Objective
Show each line of the data below that has the string "summary" in it.

==================================================

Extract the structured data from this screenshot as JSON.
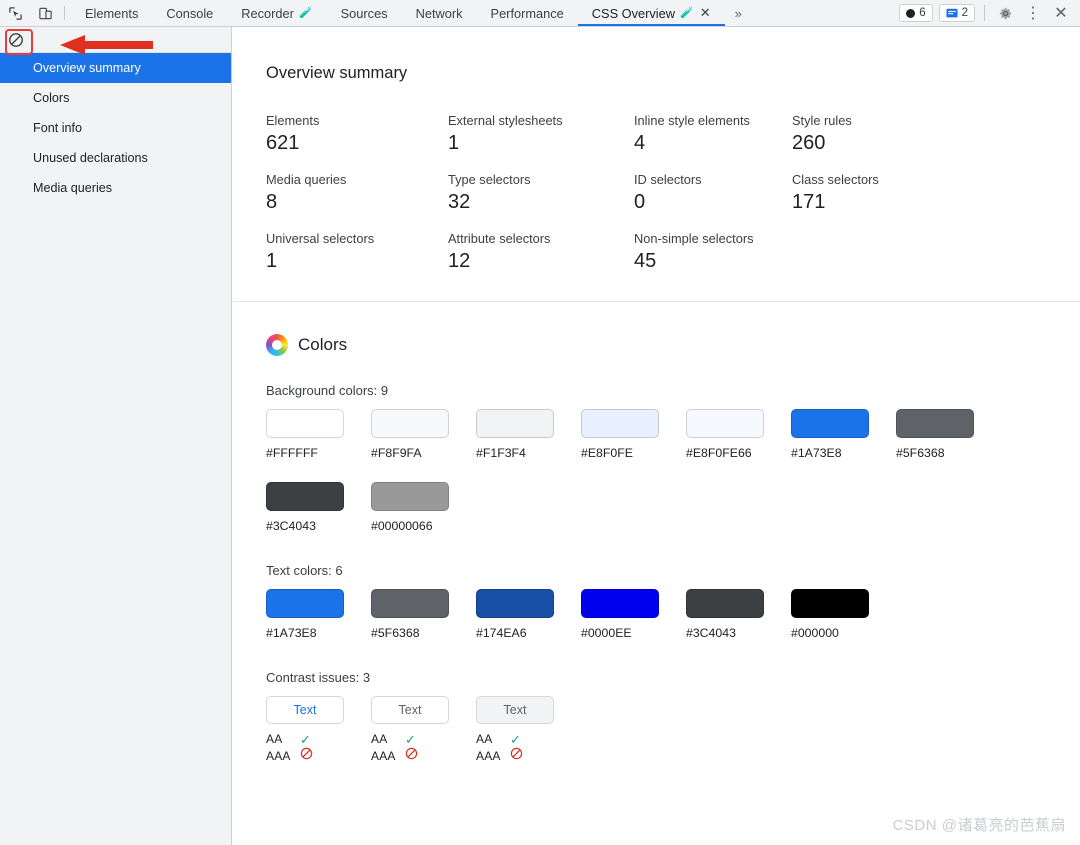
{
  "toolbar": {
    "inspect_icon": "inspect-cursor-icon",
    "device_icon": "device-toolbar-icon",
    "tabs": [
      {
        "label": "Elements",
        "active": false,
        "experimental": false,
        "closable": false
      },
      {
        "label": "Console",
        "active": false,
        "experimental": false,
        "closable": false
      },
      {
        "label": "Recorder",
        "active": false,
        "experimental": true,
        "closable": false
      },
      {
        "label": "Sources",
        "active": false,
        "experimental": false,
        "closable": false
      },
      {
        "label": "Network",
        "active": false,
        "experimental": false,
        "closable": false
      },
      {
        "label": "Performance",
        "active": false,
        "experimental": false,
        "closable": false
      },
      {
        "label": "CSS Overview",
        "active": true,
        "experimental": true,
        "closable": true
      }
    ],
    "more_tabs_label": "»",
    "errors_count": "6",
    "messages_count": "2",
    "settings_label": "⚙",
    "more_label": "⋮",
    "close_label": "✕",
    "accent_color": "#1a73e8"
  },
  "sidebar": {
    "clear_icon": "clear-overview-icon",
    "items": [
      {
        "label": "Overview summary",
        "selected": true
      },
      {
        "label": "Colors",
        "selected": false
      },
      {
        "label": "Font info",
        "selected": false
      },
      {
        "label": "Unused declarations",
        "selected": false
      },
      {
        "label": "Media queries",
        "selected": false
      }
    ],
    "selected_bg": "#1a73e8",
    "background": "#f1f3f4"
  },
  "summary": {
    "title": "Overview summary",
    "stats": [
      {
        "label": "Elements",
        "value": "621"
      },
      {
        "label": "External stylesheets",
        "value": "1"
      },
      {
        "label": "Inline style elements",
        "value": "4"
      },
      {
        "label": "Style rules",
        "value": "260"
      },
      {
        "label": "Media queries",
        "value": "8"
      },
      {
        "label": "Type selectors",
        "value": "32"
      },
      {
        "label": "ID selectors",
        "value": "0"
      },
      {
        "label": "Class selectors",
        "value": "171"
      },
      {
        "label": "Universal selectors",
        "value": "1"
      },
      {
        "label": "Attribute selectors",
        "value": "12"
      },
      {
        "label": "Non-simple selectors",
        "value": "45"
      },
      {
        "label": "",
        "value": ""
      }
    ]
  },
  "colors": {
    "title": "Colors",
    "icon": "color-wheel-icon",
    "background_group_label": "Background colors: 9",
    "background_colors": [
      {
        "hex": "#FFFFFF",
        "css": "#FFFFFF"
      },
      {
        "hex": "#F8F9FA",
        "css": "#F8F9FA"
      },
      {
        "hex": "#F1F3F4",
        "css": "#F1F3F4"
      },
      {
        "hex": "#E8F0FE",
        "css": "#E8F0FE"
      },
      {
        "hex": "#E8F0FE66",
        "css": "#E8F0FE66"
      },
      {
        "hex": "#1A73E8",
        "css": "#1A73E8"
      },
      {
        "hex": "#5F6368",
        "css": "#5F6368"
      },
      {
        "hex": "#3C4043",
        "css": "#3C4043"
      },
      {
        "hex": "#00000066",
        "css": "#00000066"
      }
    ],
    "text_group_label": "Text colors: 6",
    "text_colors": [
      {
        "hex": "#1A73E8",
        "css": "#1A73E8"
      },
      {
        "hex": "#5F6368",
        "css": "#5F6368"
      },
      {
        "hex": "#174EA6",
        "css": "#174EA6"
      },
      {
        "hex": "#0000EE",
        "css": "#0000EE"
      },
      {
        "hex": "#3C4043",
        "css": "#3C4043"
      },
      {
        "hex": "#000000",
        "css": "#000000"
      }
    ],
    "contrast_group_label": "Contrast issues: 3",
    "contrast_items": [
      {
        "sample_text": "Text",
        "text_color": "#1A73E8",
        "bg_color": "#FFFFFF",
        "aa_label": "AA",
        "aa_pass": true,
        "aaa_label": "AAA",
        "aaa_pass": false
      },
      {
        "sample_text": "Text",
        "text_color": "#5F6368",
        "bg_color": "#FFFFFF",
        "aa_label": "AA",
        "aa_pass": true,
        "aaa_label": "AAA",
        "aaa_pass": false
      },
      {
        "sample_text": "Text",
        "text_color": "#5F6368",
        "bg_color": "#F1F3F4",
        "aa_label": "AA",
        "aa_pass": true,
        "aaa_label": "AAA",
        "aaa_pass": false
      }
    ]
  },
  "annotation": {
    "highlight_color": "#e83c3c",
    "arrow_direction": "left"
  },
  "watermark": {
    "text": "CSDN @诸葛亮的芭蕉扇"
  }
}
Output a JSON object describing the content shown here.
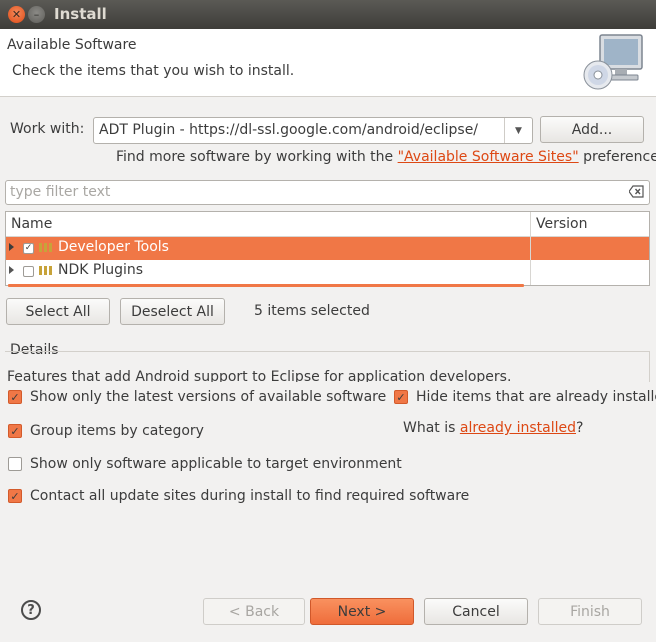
{
  "window": {
    "title": "Install",
    "close_glyph": "✕",
    "minimize_glyph": "–"
  },
  "header": {
    "title": "Available Software",
    "description": "Check the items that you wish to install.",
    "image_icon": "computer-cd-icon"
  },
  "work_with": {
    "label": "Work with:",
    "value": "ADT Plugin - https://dl-ssl.google.com/android/eclipse/",
    "add_button": "Add...",
    "find_more_prefix": "Find more software by working with the ",
    "find_more_link": "\"Available Software Sites\"",
    "find_more_suffix": " preferences."
  },
  "filter": {
    "placeholder": "type filter text"
  },
  "tree": {
    "columns": [
      "Name",
      "Version"
    ],
    "rows": [
      {
        "label": "Developer Tools",
        "checked": true,
        "selected": true,
        "version": ""
      },
      {
        "label": "NDK Plugins",
        "checked": false,
        "selected": false,
        "version": ""
      }
    ]
  },
  "selection": {
    "select_all": "Select All",
    "deselect_all": "Deselect All",
    "status": "5 items selected"
  },
  "details": {
    "label": "Details",
    "text": "Features that add Android support to Eclipse for application developers."
  },
  "options": {
    "latest_versions": {
      "label": "Show only the latest versions of available software",
      "checked": true
    },
    "hide_installed": {
      "label": "Hide items that are already installed",
      "checked": true
    },
    "group_by_category": {
      "label": "Group items by category",
      "checked": true
    },
    "what_is_prefix": "What is ",
    "what_is_link": "already installed",
    "what_is_suffix": "?",
    "applicable_only": {
      "label": "Show only software applicable to target environment",
      "checked": false
    },
    "contact_sites": {
      "label": "Contact all update sites during install to find required software",
      "checked": true
    }
  },
  "footer": {
    "help_glyph": "?",
    "back": "< Back",
    "next": "Next >",
    "cancel": "Cancel",
    "finish": "Finish"
  },
  "colors": {
    "accent": "#f07746",
    "link": "#dd4814",
    "titlebar": "#4a4945"
  }
}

==================================================

Answer in full
        "label": "Overview summary",
  "summary": {
    "title": "Overview summary",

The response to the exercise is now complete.